Work required: Which lines hold the word "kinh"? Show each of them.

— begin Excerpted data —

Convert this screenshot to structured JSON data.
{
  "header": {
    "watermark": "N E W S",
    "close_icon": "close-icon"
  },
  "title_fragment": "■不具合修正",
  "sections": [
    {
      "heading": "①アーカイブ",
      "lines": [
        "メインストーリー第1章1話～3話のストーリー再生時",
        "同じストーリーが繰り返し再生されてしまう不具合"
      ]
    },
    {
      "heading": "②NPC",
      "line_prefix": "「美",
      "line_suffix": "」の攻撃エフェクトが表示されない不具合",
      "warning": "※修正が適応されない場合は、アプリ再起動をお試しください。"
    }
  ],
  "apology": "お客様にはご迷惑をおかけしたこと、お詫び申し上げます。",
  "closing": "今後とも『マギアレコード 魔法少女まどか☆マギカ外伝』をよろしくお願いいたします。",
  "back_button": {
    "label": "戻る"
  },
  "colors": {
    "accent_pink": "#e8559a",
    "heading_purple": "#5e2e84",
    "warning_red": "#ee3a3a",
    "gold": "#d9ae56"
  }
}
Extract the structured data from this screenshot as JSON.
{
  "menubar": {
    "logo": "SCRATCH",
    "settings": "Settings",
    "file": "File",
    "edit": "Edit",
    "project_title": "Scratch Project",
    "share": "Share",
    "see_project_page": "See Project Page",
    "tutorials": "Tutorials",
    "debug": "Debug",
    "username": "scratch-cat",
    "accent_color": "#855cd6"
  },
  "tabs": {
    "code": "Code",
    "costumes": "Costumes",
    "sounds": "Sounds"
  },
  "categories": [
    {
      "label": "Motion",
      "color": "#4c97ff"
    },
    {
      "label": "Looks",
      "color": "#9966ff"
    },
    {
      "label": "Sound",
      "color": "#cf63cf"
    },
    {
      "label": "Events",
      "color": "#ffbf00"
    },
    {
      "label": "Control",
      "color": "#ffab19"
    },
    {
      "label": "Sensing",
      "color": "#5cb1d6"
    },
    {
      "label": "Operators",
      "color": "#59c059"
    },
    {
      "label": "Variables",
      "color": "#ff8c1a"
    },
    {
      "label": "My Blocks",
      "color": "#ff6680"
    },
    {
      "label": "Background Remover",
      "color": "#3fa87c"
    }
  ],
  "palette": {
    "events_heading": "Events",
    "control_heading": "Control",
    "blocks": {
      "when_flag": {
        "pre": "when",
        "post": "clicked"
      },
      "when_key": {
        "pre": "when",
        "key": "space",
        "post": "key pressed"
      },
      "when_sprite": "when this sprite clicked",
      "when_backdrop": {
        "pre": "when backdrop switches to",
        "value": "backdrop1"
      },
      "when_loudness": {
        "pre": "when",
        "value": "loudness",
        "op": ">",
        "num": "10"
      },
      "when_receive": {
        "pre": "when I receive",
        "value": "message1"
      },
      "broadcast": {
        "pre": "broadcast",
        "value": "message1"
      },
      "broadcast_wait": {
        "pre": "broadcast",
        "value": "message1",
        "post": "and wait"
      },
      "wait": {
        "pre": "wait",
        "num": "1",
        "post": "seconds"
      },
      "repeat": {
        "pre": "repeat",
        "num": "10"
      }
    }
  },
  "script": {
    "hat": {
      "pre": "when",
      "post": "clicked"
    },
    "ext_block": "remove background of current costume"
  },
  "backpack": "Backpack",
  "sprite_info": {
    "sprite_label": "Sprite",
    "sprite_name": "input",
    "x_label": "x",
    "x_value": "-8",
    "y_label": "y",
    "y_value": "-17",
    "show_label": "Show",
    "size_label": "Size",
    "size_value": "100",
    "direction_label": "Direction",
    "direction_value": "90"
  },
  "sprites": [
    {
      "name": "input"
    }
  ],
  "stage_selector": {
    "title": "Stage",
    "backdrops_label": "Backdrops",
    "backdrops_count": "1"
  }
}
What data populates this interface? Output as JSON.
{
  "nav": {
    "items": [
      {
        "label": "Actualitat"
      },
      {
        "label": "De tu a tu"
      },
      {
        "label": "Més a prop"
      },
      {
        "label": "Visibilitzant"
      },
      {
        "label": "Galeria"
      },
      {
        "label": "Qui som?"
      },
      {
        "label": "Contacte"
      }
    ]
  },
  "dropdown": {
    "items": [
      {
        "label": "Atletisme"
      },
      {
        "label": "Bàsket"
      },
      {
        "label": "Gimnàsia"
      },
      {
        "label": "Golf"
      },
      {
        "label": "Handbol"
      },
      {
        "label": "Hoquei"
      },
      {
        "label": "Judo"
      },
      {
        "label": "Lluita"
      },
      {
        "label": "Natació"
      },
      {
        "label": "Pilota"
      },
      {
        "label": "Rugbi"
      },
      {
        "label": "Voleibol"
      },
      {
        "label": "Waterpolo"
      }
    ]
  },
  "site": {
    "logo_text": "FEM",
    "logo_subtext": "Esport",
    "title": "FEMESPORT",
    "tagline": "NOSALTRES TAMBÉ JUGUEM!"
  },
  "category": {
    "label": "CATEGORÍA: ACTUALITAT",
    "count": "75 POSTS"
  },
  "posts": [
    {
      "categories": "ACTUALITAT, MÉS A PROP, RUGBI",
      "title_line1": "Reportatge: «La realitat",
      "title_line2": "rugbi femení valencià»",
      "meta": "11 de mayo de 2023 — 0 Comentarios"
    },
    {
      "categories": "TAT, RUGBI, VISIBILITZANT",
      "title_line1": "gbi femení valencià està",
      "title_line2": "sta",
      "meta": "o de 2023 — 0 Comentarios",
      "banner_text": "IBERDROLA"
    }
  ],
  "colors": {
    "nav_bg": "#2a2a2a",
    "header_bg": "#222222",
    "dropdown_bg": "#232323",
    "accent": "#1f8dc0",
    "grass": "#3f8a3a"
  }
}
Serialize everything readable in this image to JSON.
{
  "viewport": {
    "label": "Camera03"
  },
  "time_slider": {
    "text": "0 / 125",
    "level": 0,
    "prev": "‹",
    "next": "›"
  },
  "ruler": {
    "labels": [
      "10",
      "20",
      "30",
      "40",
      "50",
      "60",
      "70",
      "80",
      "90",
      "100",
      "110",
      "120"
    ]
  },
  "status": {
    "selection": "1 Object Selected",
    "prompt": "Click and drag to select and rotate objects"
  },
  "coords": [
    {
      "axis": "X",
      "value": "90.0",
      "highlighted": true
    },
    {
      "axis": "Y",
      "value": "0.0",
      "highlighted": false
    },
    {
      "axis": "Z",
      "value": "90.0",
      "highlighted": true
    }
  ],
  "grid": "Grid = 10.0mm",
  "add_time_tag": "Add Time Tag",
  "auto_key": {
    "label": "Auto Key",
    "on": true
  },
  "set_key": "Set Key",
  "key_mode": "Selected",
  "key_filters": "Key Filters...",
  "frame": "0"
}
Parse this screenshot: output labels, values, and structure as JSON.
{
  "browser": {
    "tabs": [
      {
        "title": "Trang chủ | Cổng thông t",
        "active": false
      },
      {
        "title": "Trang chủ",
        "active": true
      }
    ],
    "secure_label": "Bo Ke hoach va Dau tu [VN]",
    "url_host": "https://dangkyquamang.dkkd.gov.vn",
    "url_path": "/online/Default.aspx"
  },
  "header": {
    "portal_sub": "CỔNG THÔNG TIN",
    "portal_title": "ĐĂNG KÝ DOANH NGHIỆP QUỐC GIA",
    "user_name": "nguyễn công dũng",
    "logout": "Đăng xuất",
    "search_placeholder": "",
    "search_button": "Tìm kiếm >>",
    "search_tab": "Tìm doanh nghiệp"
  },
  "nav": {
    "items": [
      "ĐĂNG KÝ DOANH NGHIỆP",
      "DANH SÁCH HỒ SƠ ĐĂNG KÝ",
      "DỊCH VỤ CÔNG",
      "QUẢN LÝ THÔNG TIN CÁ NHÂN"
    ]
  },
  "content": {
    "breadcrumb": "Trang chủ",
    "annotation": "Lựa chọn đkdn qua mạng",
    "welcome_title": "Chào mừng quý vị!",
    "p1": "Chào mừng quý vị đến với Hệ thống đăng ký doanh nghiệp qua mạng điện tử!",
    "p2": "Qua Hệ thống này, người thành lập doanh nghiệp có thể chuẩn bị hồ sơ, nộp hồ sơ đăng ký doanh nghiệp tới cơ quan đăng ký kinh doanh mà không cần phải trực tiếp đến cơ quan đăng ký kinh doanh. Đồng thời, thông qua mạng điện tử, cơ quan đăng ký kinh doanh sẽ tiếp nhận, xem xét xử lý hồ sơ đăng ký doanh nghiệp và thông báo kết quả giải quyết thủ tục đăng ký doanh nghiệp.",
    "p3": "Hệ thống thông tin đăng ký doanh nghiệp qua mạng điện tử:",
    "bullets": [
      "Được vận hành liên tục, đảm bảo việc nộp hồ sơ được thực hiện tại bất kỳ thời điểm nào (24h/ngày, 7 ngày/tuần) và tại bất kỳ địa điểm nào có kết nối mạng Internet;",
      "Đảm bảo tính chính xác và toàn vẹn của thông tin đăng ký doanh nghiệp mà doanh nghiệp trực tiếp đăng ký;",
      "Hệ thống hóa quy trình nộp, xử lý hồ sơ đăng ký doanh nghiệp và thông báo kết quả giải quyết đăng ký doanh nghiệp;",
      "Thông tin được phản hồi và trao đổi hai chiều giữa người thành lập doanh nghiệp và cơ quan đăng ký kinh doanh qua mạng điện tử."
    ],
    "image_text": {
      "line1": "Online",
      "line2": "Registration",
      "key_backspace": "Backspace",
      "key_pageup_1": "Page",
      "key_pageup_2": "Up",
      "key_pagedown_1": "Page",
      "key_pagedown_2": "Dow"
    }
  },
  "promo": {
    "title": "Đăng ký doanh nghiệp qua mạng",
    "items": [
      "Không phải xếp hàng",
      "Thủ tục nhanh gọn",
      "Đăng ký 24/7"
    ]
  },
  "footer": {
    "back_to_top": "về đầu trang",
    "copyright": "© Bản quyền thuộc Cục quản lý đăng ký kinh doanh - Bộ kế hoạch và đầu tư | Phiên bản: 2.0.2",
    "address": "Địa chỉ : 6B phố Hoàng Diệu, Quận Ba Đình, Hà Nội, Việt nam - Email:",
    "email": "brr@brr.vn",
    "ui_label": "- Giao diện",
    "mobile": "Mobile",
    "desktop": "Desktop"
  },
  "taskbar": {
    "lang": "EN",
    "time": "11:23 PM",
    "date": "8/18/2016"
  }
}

— end Excerpted data —

Reply to the exercise:
    "p2": "Qua Hệ thống này, người thành lập doanh nghiệp có thể chuẩn bị hồ sơ, nộp hồ sơ đăng ký doanh nghiệp tới cơ quan đăng ký kinh doanh mà không cần phải trực tiếp đến cơ quan đăng ký kinh doanh. Đồng thời, thông qua mạng điện tử, cơ quan đăng ký kinh doanh sẽ tiếp nhận, xem xét xử lý hồ sơ đăng ký doanh nghiệp và thông báo kết quả giải quyết thủ tục đăng ký doanh nghiệp.",
      "Thông tin được phản hồi và trao đổi hai chiều giữa người thành lập doanh nghiệp và cơ quan đăng ký kinh doanh qua mạng điện tử."
    "copyright": "© Bản quyền thuộc Cục quản lý đăng ký kinh doanh - Bộ kế hoạch và đầu tư | Phiên bản: 2.0.2",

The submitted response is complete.